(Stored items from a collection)
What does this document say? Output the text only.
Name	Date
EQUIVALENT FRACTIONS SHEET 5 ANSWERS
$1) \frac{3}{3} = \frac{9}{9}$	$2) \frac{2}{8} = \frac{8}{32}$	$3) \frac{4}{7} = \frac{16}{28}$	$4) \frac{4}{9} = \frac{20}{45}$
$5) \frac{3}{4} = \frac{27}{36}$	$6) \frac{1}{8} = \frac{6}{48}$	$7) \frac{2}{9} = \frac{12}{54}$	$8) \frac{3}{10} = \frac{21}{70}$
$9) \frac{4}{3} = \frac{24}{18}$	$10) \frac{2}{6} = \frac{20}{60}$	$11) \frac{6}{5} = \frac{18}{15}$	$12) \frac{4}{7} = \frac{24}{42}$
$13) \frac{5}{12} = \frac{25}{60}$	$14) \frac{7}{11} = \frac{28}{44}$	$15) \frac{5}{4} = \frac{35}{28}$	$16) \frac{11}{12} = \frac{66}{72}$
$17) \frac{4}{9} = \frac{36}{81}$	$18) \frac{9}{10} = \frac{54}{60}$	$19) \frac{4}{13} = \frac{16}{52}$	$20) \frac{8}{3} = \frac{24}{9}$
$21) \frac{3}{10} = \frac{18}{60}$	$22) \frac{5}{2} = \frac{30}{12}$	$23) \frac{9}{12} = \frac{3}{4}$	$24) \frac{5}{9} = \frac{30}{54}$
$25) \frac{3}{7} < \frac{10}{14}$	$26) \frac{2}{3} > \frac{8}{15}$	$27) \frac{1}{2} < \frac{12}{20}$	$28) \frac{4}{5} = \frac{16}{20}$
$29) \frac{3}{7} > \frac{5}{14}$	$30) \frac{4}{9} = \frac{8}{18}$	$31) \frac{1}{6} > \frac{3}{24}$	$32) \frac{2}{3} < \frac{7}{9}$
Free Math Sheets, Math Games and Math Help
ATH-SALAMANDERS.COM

[Short exercise]
Copy the records above exactly.

[Response for this exercise]
What does this document say? Output the text only.
Name	Date
EQUIVALENT FRACTIONS SHEET 5 ANSWERS
$1) \frac{3}{3} = \frac{9}{9}$	$2) \frac{2}{8} = \frac{8}{32}$	$3) \frac{4}{7} = \frac{16}{28}$	$4) \frac{4}{9} = \frac{20}{45}$
$5) \frac{3}{4} = \frac{27}{36}$	$6) \frac{1}{8} = \frac{6}{48}$	$7) \frac{2}{9} = \frac{12}{54}$	$8) \frac{3}{10} = \frac{21}{70}$
$9) \frac{4}{3} = \frac{24}{18}$	$10) \frac{2}{6} = \frac{20}{60}$	$11) \frac{6}{5} = \frac{18}{15}$	$12) \frac{4}{7} = \frac{24}{42}$
$13) \frac{5}{12} = \frac{25}{60}$	$14) \frac{7}{11} = \frac{28}{44}$	$15) \frac{5}{4} = \frac{35}{28}$	$16) \frac{11}{12} = \frac{66}{72}$
$17) \frac{4}{9} = \frac{36}{81}$	$18) \frac{9}{10} = \frac{54}{60}$	$19) \frac{4}{13} = \frac{16}{52}$	$20) \frac{8}{3} = \frac{24}{9}$
$21) \frac{3}{10} = \frac{18}{60}$	$22) \frac{5}{2} = \frac{30}{12}$	$23) \frac{9}{12} = \frac{3}{4}$	$24) \frac{5}{9} = \frac{30}{54}$
$25) \frac{3}{7} < \frac{10}{14}$	$26) \frac{2}{3} > \frac{8}{15}$	$27) \frac{1}{2} < \frac{12}{20}$	$28) \frac{4}{5} = \frac{16}{20}$
$29) \frac{3}{7} > \frac{5}{14}$	$30) \frac{4}{9} = \frac{8}{18}$	$31) \frac{1}{6} > \frac{3}{24}$	$32) \frac{2}{3} < \frac{7}{9}$
Free Math Sheets, Math Games and Math Help
ATH-SALAMANDERS.COM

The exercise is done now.